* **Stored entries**
---+---

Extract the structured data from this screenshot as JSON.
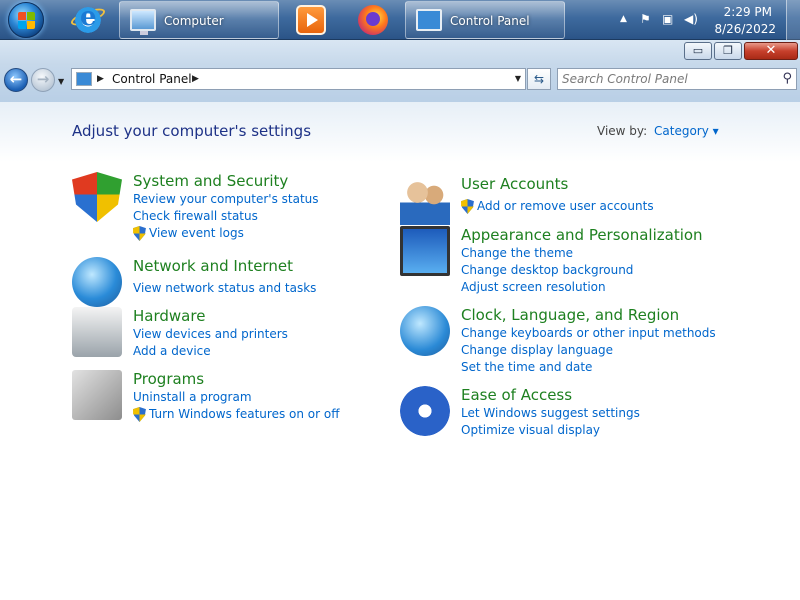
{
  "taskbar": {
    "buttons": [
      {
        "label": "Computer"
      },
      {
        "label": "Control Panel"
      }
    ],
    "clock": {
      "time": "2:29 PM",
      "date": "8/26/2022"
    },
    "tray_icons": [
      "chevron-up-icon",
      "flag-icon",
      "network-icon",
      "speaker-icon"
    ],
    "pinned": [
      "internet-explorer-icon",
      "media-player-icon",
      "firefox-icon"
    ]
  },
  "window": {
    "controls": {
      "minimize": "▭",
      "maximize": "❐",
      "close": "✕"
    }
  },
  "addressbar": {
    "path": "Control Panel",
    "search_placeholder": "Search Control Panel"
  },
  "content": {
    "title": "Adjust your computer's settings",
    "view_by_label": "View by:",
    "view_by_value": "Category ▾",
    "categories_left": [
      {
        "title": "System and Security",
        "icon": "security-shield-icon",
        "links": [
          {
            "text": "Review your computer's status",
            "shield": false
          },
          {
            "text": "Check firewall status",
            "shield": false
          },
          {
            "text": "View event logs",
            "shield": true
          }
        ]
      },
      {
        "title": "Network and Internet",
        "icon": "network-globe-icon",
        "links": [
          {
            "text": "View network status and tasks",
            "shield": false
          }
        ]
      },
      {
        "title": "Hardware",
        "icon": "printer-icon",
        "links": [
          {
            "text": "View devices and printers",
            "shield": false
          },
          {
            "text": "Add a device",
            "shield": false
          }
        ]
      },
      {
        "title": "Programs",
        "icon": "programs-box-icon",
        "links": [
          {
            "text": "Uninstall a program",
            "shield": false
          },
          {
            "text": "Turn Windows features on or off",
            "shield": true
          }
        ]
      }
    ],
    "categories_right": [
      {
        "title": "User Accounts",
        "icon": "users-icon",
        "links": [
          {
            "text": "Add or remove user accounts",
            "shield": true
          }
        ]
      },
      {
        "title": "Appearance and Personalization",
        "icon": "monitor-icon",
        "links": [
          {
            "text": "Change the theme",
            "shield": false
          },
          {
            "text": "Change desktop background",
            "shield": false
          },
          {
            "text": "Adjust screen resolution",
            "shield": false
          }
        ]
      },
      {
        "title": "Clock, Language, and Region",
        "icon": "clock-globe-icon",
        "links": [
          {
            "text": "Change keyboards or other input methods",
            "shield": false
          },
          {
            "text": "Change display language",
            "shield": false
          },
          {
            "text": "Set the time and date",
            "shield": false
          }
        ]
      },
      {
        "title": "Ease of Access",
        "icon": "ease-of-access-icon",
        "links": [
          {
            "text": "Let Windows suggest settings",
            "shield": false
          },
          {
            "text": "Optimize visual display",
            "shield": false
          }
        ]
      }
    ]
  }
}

---+---

* **Given instruction**
From the material above, copy each line that includes the word "Adjust".

* **Output for this task**
    "title": "Adjust your computer's settings",
            "text": "Adjust screen resolution",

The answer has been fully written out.